YOUR OBJECTIVE: Check every line below for the string "подачи", and copy the lines that contain it.

RECORD EXCERPTS:

####################

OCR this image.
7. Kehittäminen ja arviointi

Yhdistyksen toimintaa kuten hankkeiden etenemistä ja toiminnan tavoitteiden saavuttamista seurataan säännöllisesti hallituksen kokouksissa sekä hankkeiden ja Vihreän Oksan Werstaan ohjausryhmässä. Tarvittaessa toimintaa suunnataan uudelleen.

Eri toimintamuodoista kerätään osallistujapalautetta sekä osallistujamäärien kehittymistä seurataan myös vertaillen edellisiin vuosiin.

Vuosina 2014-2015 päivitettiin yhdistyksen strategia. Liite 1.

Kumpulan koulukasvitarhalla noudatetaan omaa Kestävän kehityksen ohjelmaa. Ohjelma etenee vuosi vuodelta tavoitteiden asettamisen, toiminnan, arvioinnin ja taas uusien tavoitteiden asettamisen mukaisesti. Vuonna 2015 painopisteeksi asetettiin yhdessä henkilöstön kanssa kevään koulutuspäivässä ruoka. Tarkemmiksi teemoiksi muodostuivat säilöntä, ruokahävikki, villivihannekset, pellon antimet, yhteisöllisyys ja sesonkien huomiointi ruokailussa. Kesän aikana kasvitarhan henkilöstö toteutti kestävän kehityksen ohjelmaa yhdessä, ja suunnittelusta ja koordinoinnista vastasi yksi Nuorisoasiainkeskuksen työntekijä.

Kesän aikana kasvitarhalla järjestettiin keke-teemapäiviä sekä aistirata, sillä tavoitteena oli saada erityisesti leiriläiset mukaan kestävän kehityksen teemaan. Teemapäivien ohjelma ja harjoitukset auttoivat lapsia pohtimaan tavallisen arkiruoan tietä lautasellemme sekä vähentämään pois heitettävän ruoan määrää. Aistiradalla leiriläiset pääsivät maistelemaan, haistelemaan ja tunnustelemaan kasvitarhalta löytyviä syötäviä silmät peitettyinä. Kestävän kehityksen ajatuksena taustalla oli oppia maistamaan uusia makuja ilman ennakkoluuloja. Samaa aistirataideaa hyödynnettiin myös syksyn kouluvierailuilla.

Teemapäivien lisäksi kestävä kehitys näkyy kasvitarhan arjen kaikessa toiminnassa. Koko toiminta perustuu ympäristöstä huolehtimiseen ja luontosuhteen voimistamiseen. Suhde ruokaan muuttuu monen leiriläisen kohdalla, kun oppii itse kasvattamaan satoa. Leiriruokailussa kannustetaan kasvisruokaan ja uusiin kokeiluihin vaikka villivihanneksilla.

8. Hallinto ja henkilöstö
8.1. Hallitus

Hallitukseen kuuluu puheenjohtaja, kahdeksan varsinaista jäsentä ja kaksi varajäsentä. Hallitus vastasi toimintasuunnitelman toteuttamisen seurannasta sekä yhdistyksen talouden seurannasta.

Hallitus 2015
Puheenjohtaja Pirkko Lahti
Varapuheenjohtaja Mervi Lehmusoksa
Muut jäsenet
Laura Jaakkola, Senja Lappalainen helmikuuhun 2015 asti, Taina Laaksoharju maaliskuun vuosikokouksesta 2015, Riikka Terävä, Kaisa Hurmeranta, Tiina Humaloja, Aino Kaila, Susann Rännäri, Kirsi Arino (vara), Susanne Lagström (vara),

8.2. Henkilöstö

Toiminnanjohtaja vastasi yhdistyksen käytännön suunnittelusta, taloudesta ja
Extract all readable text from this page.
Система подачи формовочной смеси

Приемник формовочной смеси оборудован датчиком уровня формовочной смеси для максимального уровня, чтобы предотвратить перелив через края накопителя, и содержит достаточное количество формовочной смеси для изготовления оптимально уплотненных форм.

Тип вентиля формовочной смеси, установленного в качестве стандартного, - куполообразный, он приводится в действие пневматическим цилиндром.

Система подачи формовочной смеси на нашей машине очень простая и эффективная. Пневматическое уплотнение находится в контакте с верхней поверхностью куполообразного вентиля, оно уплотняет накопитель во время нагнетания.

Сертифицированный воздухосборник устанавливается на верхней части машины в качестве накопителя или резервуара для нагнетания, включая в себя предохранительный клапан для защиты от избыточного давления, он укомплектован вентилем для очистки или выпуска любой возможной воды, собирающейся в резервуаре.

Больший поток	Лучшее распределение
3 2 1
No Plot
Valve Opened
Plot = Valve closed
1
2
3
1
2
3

####################

FINISHED ANSWER:
Система подачи формовочной смеси
Система подачи формовочной смеси на нашей машине очень простая и эффективная. Пневматическое уплотнение находится в контакте с верхней поверхностью куполообразного вентиля, оно уплотняет накопитель во время нагнетания.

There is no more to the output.